PROBLEM STATEMENT: Say only how many lines contain the word "松开脚刹".

ENTRIES SUPPLIED:
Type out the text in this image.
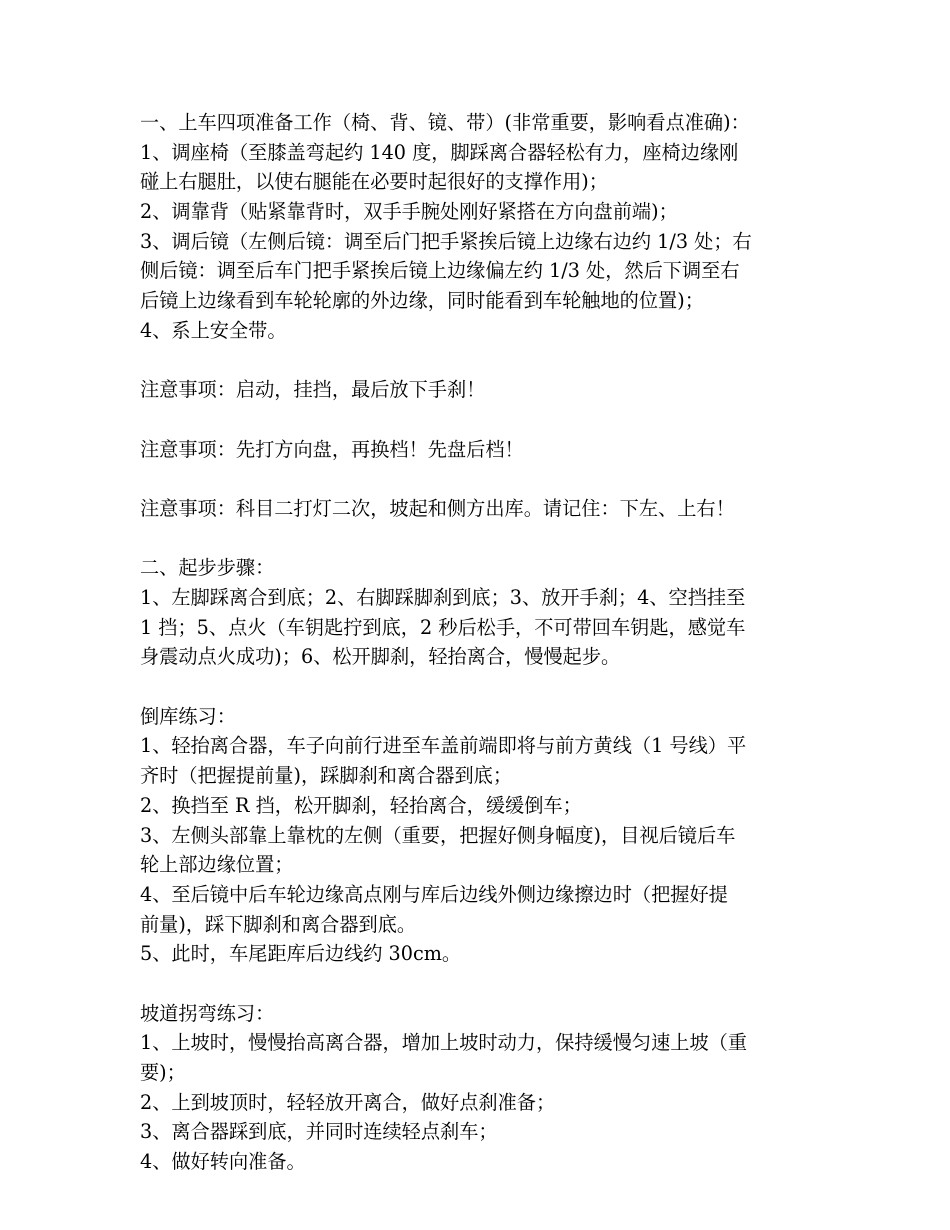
一、上车四项准备工作（椅、背、镜、带）(非常重要，影响看点准确)：
1、调座椅（至膝盖弯起约 140 度，脚踩离合器轻松有力，座椅边缘刚
碰上右腿肚，以使右腿能在必要时起很好的支撑作用)；
2、调靠背（贴紧靠背时，双手手腕处刚好紧搭在方向盘前端)；
3、调后镜（左侧后镜：调至后门把手紧挨后镜上边缘右边约 1/3 处；右
侧后镜：调至后车门把手紧挨后镜上边缘偏左约 1/3 处，然后下调至右
后镜上边缘看到车轮轮廓的外边缘，同时能看到车轮触地的位置)；
4、系上安全带。
注意事项：启动，挂挡，最后放下手刹！
注意事项：先打方向盘，再换档！先盘后档！
注意事项：科目二打灯二次，坡起和侧方出库。请记住：下左、上右！
二、起步步骤：
1、左脚踩离合到底；2、右脚踩脚刹到底；3、放开手刹；4、空挡挂至
1 挡；5、点火（车钥匙拧到底，2 秒后松手，不可带回车钥匙，感觉车
身震动点火成功)；6、松开脚刹，轻抬离合，慢慢起步。
倒库练习：
1、轻抬离合器，车子向前行进至车盖前端即将与前方黄线（1 号线）平
齐时（把握提前量)，踩脚刹和离合器到底；
2、换挡至 R 挡，松开脚刹，轻抬离合，缓缓倒车；
3、左侧头部靠上靠枕的左侧（重要，把握好侧身幅度)，目视后镜后车
轮上部边缘位置；
4、至后镜中后车轮边缘高点刚与库后边线外侧边缘擦边时（把握好提
前量)，踩下脚刹和离合器到底。
5、此时，车尾距库后边线约 30cm。
坡道拐弯练习：
1、上坡时，慢慢抬高离合器，增加上坡时动力，保持缓慢匀速上坡（重
要)；
2、上到坡顶时，轻轻放开离合，做好点刹准备；
3、离合器踩到底，并同时连续轻点刹车；
4、做好转向准备。
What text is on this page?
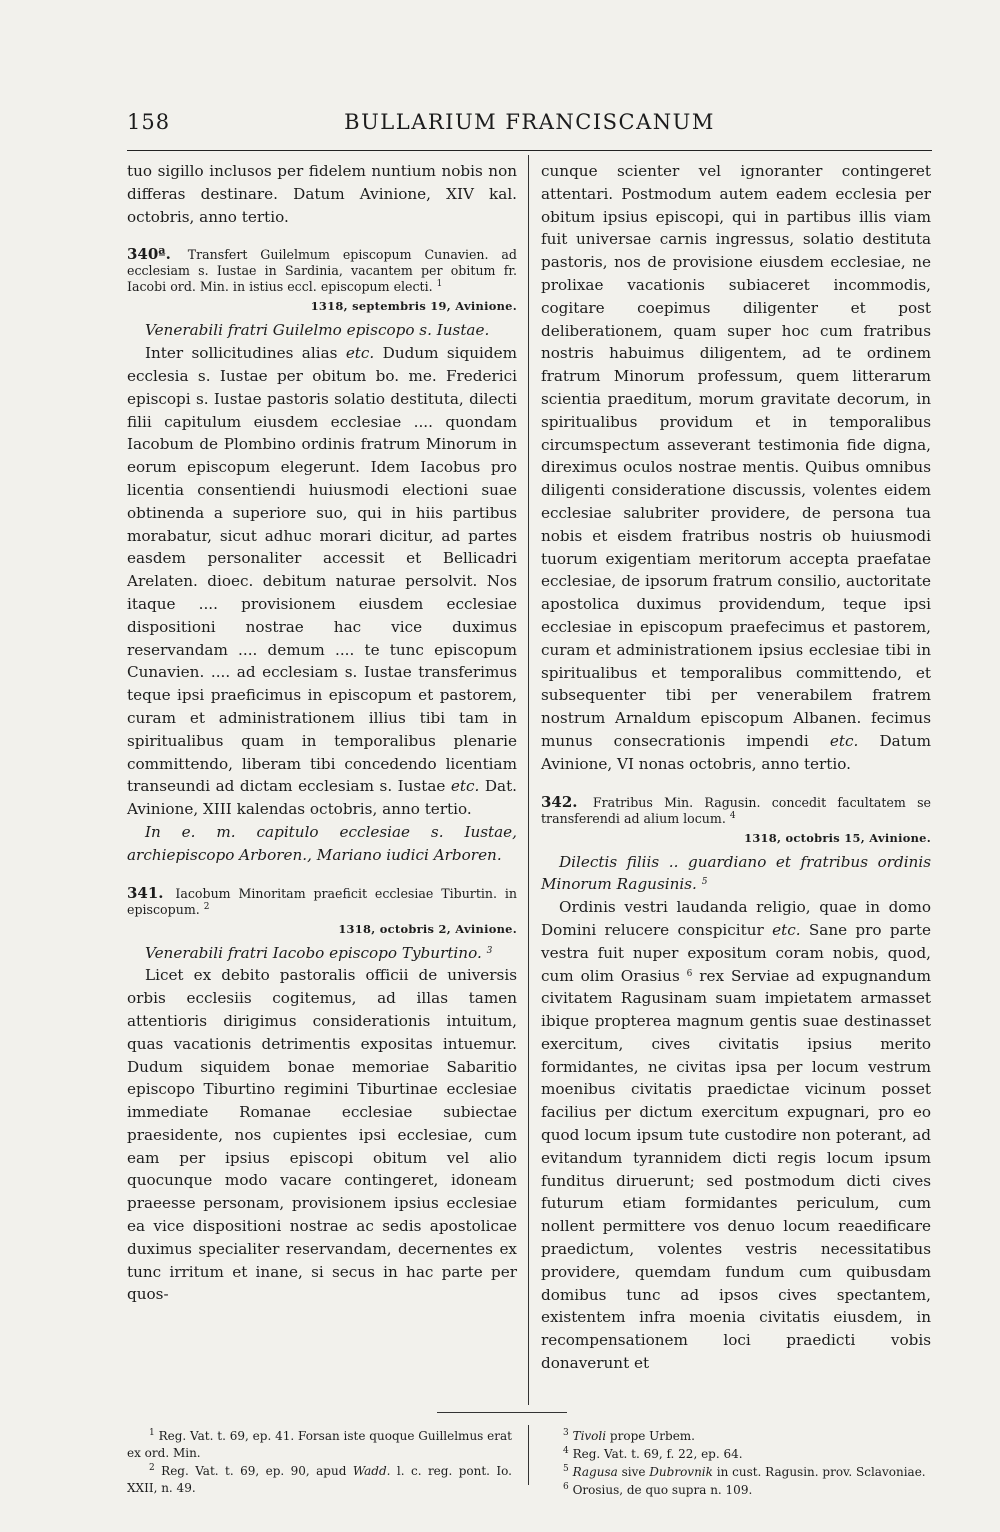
158	BULLARIUM FRANCISCANUM

tuo sigillo inclusos per fidelem nuntium nobis non differas destinare. Datum Avinione, XIV kal. octobris, anno tertio.

340ª. Transfert Guilelmum episcopum Cunavien. ad ecclesiam s. Iustae in Sardinia, vacantem per obitum fr. Iacobi ord. Min. in istius eccl. episcopum electi. $^1$
1318, septembris 19, Avinione.

Venerabili fratri Guilelmo episcopo s. Iustae.

Inter sollicitudines alias etc. Dudum siquidem ecclesia s. Iustae per obitum bo. me. Frederici episcopi s. Iustae pastoris solatio destituta, dilecti filii capitulum eiusdem ecclesiae .... quondam Iacobum de Plombino ordinis fratrum Minorum in eorum episcopum elegerunt. Idem Iacobus pro licentia consentiendi huiusmodi electioni suae obtinenda a superiore suo, qui in hiis partibus morabatur, sicut adhuc morari dicitur, ad partes easdem personaliter accessit et Bellicadri Arelaten. dioec. debitum naturae persolvit. Nos itaque .... provisionem eiusdem ecclesiae dispositioni nostrae hac vice duximus reservandam .... demum .... te tunc episcopum Cunavien. .... ad ecclesiam s. Iustae transferimus teque ipsi praeficimus in episcopum et pastorem, curam et administrationem illius tibi tam in spiritualibus quam in temporalibus plenarie committendo, liberam tibi concedendo licentiam transeundi ad dictam ecclesiam s. Iustae etc. Dat. Avinione, XIII kalendas octobris, anno tertio.

In e. m. capitulo ecclesiae s. Iustae, archiepiscopo Arboren., Mariano iudici Arboren.

341. Iacobum Minoritam praeficit ecclesiae Tiburtin. in episcopum. $^2$
1318, octobris 2, Avinione.

Venerabili fratri Iacobo episcopo Tyburtino. $^3$

Licet ex debito pastoralis officii de universis orbis ecclesiis cogitemus, ad illas tamen attentioris dirigimus considerationis intuitum, quas vacationis detrimentis expositas intuemur. Dudum siquidem bonae memoriae Sabaritio episcopo Tiburtino regimini Tiburtinae ecclesiae immediate Romanae ecclesiae subiectae praesidente, nos cupientes ipsi ecclesiae, cum eam per ipsius episcopi obitum vel alio quocunque modo vacare contingeret, idoneam praeesse personam, provisionem ipsius ecclesiae ea vice dispositioni nostrae ac sedis apostolicae duximus specialiter reservandam, decernentes ex tunc irritum et inane, si secus in hac parte per quos-

cunque scienter vel ignoranter contingeret attentari. Postmodum autem eadem ecclesia per obitum ipsius episcopi, qui in partibus illis viam fuit universae carnis ingressus, solatio destituta pastoris, nos de provisione eiusdem ecclesiae, ne prolixae vacationis subiaceret incommodis, cogitare coepimus diligenter et post deliberationem, quam super hoc cum fratribus nostris habuimus diligentem, ad te ordinem fratrum Minorum professum, quem litterarum scientia praeditum, morum gravitate decorum, in spiritualibus providum et in temporalibus circumspectum asseverant testimonia fide digna, direximus oculos nostrae mentis. Quibus omnibus diligenti consideratione discussis, volentes eidem ecclesiae salubriter providere, de persona tua nobis et eisdem fratribus nostris ob huiusmodi tuorum exigentiam meritorum accepta praefatae ecclesiae, de ipsorum fratrum consilio, auctoritate apostolica duximus providendum, teque ipsi ecclesiae in episcopum praefecimus et pastorem, curam et administrationem ipsius ecclesiae tibi in spiritualibus et temporalibus committendo, et subsequenter tibi per venerabilem fratrem nostrum Arnaldum episcopum Albanen. fecimus munus consecrationis impendi etc. Datum Avinione, VI nonas octobris, anno tertio.

342. Fratribus Min. Ragusin. concedit facultatem se transferendi ad alium locum. $^4$
1318, octobris 15, Avinione.

Dilectis filiis .. guardiano et fratribus ordinis Minorum Ragusinis. $^5$

Ordinis vestri laudanda religio, quae in domo Domini relucere conspicitur etc. Sane pro parte vestra fuit nuper expositum coram nobis, quod, cum olim Orasius $^6$ rex Serviae ad expugnandum civitatem Ragusinam suam impietatem armasset ibique propterea magnum gentis suae destinasset exercitum, cives civitatis ipsius merito formidantes, ne civitas ipsa per locum vestrum moenibus civitatis praedictae vicinum posset facilius per dictum exercitum expugnari, pro eo quod locum ipsum tute custodire non poterant, ad evitandum tyrannidem dicti regis locum ipsum funditus diruerunt; sed postmodum dicti cives futurum etiam formidantes periculum, cum nollent permittere vos denuo locum reaedificare praedictum, volentes vestris necessitatibus providere, quemdam fundum cum quibusdam domibus tunc ad ipsos cives spectantem, existentem infra moenia civitatis eiusdem, in recompensationem loci praedicti vobis donaverunt et

$^1$ Reg. Vat. t. 69, ep. 41. Forsan iste quoque Guillelmus erat ex ord. Min.

$^2$ Reg. Vat. t. 69, ep. 90, apud Wadd. l. c. reg. pont. Io. XXII, n. 49.

$^3$ Tivoli prope Urbem.

$^4$ Reg. Vat. t. 69, f. 22, ep. 64.

$^5$ Ragusa sive Dubrovnik in cust. Ragusin. prov. Sclavoniae.

$^6$ Orosius, de quo supra n. 109.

WRITTEN RESPONSE: 2